*GOAL*. Write out all the material exactly. Leave nothing out.
▼▼▼
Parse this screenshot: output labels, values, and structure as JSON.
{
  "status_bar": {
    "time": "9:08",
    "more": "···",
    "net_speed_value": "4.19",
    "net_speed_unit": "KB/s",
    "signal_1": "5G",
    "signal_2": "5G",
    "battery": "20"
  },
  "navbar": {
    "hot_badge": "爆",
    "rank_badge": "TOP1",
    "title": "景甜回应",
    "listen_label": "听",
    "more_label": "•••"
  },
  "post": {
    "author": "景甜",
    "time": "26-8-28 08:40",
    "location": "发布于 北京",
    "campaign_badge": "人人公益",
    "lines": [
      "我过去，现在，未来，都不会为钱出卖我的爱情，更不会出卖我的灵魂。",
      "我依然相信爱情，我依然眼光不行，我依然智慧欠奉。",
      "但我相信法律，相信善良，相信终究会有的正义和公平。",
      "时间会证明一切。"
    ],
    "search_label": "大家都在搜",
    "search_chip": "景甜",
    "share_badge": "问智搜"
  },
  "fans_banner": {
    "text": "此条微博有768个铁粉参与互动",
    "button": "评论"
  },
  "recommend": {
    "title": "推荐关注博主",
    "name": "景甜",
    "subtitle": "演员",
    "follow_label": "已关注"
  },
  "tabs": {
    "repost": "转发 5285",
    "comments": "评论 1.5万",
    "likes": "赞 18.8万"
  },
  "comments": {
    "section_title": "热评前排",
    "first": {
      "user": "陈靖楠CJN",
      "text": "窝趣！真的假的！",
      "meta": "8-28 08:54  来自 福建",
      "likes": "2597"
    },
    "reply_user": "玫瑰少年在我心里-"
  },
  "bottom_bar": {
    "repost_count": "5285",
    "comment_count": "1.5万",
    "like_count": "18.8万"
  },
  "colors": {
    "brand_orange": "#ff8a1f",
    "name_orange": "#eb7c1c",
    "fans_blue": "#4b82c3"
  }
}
▲▲▲
*WORKED SOLUTION*.
Parse this screenshot: output labels, values, and structure as JSON.
{
  "status_bar": {
    "time": "9:08",
    "more": "···",
    "net_speed_value": "4.19",
    "net_speed_unit": "KB/s",
    "signal_1": "5G",
    "signal_2": "5G",
    "battery": "20"
  },
  "navbar": {
    "hot_badge": "爆",
    "rank_badge": "TOP1",
    "title": "景甜回应",
    "listen_label": "听",
    "more_label": "•••"
  },
  "post": {
    "author": "景甜",
    "time": "26-8-28 08:40",
    "location": "发布于 北京",
    "campaign_badge": "人人公益",
    "lines": [
      "我过去，现在，未来，都不会为钱出卖我的爱情，更不会出卖我的灵魂。",
      "我依然相信爱情，我依然眼光不行，我依然智慧欠奉。",
      "但我相信法律，相信善良，相信终究会有的正义和公平。",
      "时间会证明一切。"
    ],
    "search_label": "大家都在搜",
    "search_chip": "景甜",
    "share_badge": "问智搜"
  },
  "fans_banner": {
    "text": "此条微博有768个铁粉参与互动",
    "button": "评论"
  },
  "recommend": {
    "title": "推荐关注博主",
    "name": "景甜",
    "subtitle": "演员",
    "follow_label": "已关注"
  },
  "tabs": {
    "repost": "转发 5285",
    "comments": "评论 1.5万",
    "likes": "赞 18.8万"
  },
  "comments": {
    "section_title": "热评前排",
    "first": {
      "user": "陈靖楠CJN",
      "text": "窝趣！真的假的！",
      "meta": "8-28 08:54  来自 福建",
      "likes": "2597"
    },
    "reply_user": "玫瑰少年在我心里-"
  },
  "bottom_bar": {
    "repost_count": "5285",
    "comment_count": "1.5万",
    "like_count": "18.8万"
  },
  "colors": {
    "brand_orange": "#ff8a1f",
    "name_orange": "#eb7c1c",
    "fans_blue": "#4b82c3"
  }
}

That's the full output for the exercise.